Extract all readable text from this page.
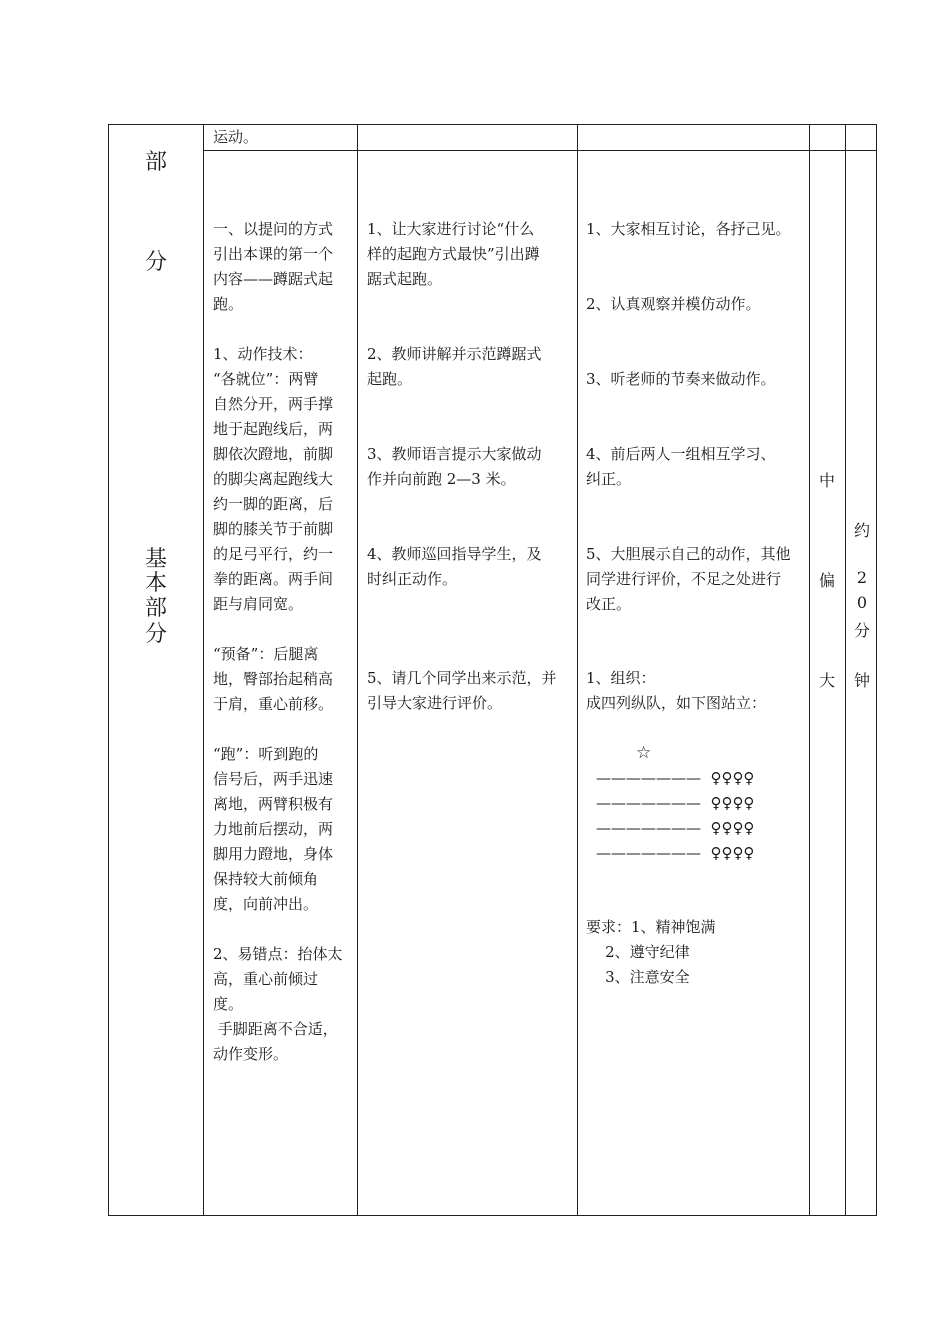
部
分
基
本
部
分
运动。
一、以提问的方式
引出本课的第一个
内容——蹲踞式起
跑。
1、动作技术：
“各就位”：两臂
自然分开，两手撑
地于起跑线后，两
脚依次蹬地，前脚
的脚尖离起跑线大
约一脚的距离，后
脚的膝关节于前脚
的足弓平行，约一
拳的距离。两手间
距与肩同宽。
“预备”：后腿离
地，臀部抬起稍高
于肩，重心前移。
“跑”：听到跑的
信号后，两手迅速
离地，两臂积极有
力地前后摆动，两
脚用力蹬地，身体
保持较大前倾角
度，向前冲出。
2、易错点：抬体太
高，重心前倾过
度。
手脚距离不合适，
动作变形。
1、让大家进行讨论“什么
样的起跑方式最快”引出蹲
踞式起跑。
2、教师讲解并示范蹲踞式
起跑。
3、教师语言提示大家做动
作并向前跑 2—3 米。
4、教师巡回指导学生，及
时纠正动作。
5、请几个同学出来示范，并
引导大家进行评价。
1、大家相互讨论，各抒己见。
2、认真观察并模仿动作。
3、听老师的节奏来做动作。
4、前后两人一组相互学习、
纠正。
5、大胆展示自己的动作，其他
同学进行评价，不足之处进行
改正。
1、组织：
成四列纵队，如下图站立：
☆
———————  ♀♀♀♀
———————  ♀♀♀♀
———————  ♀♀♀♀
———————  ♀♀♀♀
要求：1、精神饱满
2、遵守纪律
3、注意安全
中
偏
大
约
2
0
分
钟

### Task directions
Quote everything in the listing above exactly; pictures are the only thing to omit.

### Output below
Extract all readable text from this page.
部
分
基
本
部
分
运动。
一、以提问的方式
引出本课的第一个
内容——蹲踞式起
跑。
1、动作技术：
“各就位”：两臂
自然分开，两手撑
地于起跑线后，两
脚依次蹬地，前脚
的脚尖离起跑线大
约一脚的距离，后
脚的膝关节于前脚
的足弓平行，约一
拳的距离。两手间
距与肩同宽。
“预备”：后腿离
地，臀部抬起稍高
于肩，重心前移。
“跑”：听到跑的
信号后，两手迅速
离地，两臂积极有
力地前后摆动，两
脚用力蹬地，身体
保持较大前倾角
度，向前冲出。
2、易错点：抬体太
高，重心前倾过
度。
手脚距离不合适，
动作变形。
1、让大家进行讨论“什么
样的起跑方式最快”引出蹲
踞式起跑。
2、教师讲解并示范蹲踞式
起跑。
3、教师语言提示大家做动
作并向前跑 2—3 米。
4、教师巡回指导学生，及
时纠正动作。
5、请几个同学出来示范，并
引导大家进行评价。
1、大家相互讨论，各抒己见。
2、认真观察并模仿动作。
3、听老师的节奏来做动作。
4、前后两人一组相互学习、
纠正。
5、大胆展示自己的动作，其他
同学进行评价，不足之处进行
改正。
1、组织：
成四列纵队，如下图站立：
☆
———————  ♀♀♀♀
———————  ♀♀♀♀
———————  ♀♀♀♀
———————  ♀♀♀♀
要求：1、精神饱满
2、遵守纪律
3、注意安全
中
偏
大
约
2
0
分
钟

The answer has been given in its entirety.